How about this coda to save the appearances. He’s left BP in charge, and officially has to accept their assurances about capture of the “leaking” - spewing! - oil, documented in the paper trail. But they are lying, in the higher interests of their stockholders. He is a skilled politician and good at detecting when people are lying to him. Perhaps also Chu’s brains trust of top non-oil scientists are telling him that they don’t believe BP either. Qualifying the assurance with “probably” would open up this dispute, create a media storm focused on the White House, not BP, distract the efforts in the field, and possibly create panic in coastal communities. So Obama was forced to lie himself in the higher national interest. He doesn’t like lying for reasons of state, which helps explain his low key.
Update 22 June
A BP internal document from May just released by Rep. Markey concedes that in a counterfactual worst-case scenario, if the “blowout preventer and wellhead are removed and if we have incorrectly modeled the restrictions, the rate [of oil flow] could be as high as 100,000 barrels a day.” This is the highest number yet from an official source. So BP thinks the reservoir is trying to push out that much, though insisting that their well will not collapse to allow it.
Update 23 June
Admiral Allen announces that the blowout preventer is leaning by 10-12 degrees. The president of Shell Oil says the “integrity of the well casing is a major concern.” Score two for dougr.
Holy mackerel.
I still don’t see how the destruction of the Gulf actually gets another vote in the Senate for a climate bill.
I think it’s time — well past time — for the Obama EPA to crack down with the strictest, most punishing emissions limits it can get away with. Stronger than anything Congress would ever pass. Stronger than what would be economically reasonable. That’s the only way to pressure Congress to pass a real bill (one where the decisive Senator is the 40th most liberal, not the 60th). And if they can’t organize to pass a bill and overrule the EPA regulations, then so be it.

......

*The problem*
Answer these questions about the BP oil spill post:
1. Who released the BP internal document from May?
2. In that document's worst case, how high could the oil flow rate be?
3. By how many degrees does Admiral Allen say the blowout preventer is leaning?
The data that follows comes from a separate source.

*Recorded data*
......

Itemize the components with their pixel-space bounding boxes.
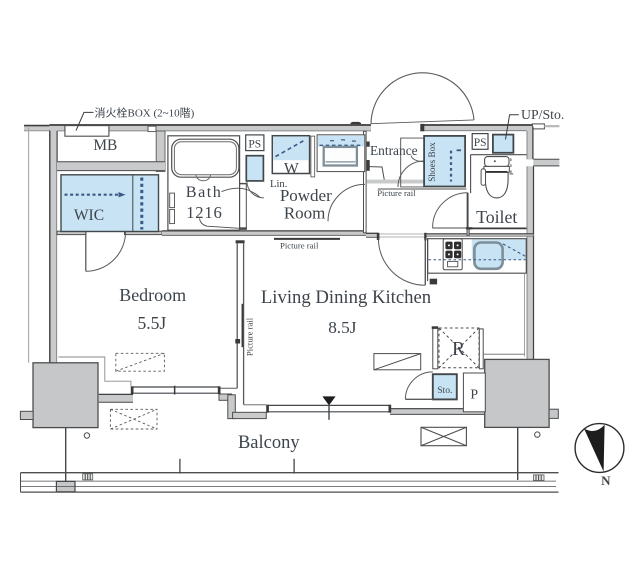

......

*Task solution*
1. Rep. Markey
2. 100,000 barrels a day
3. 10 to 12 degrees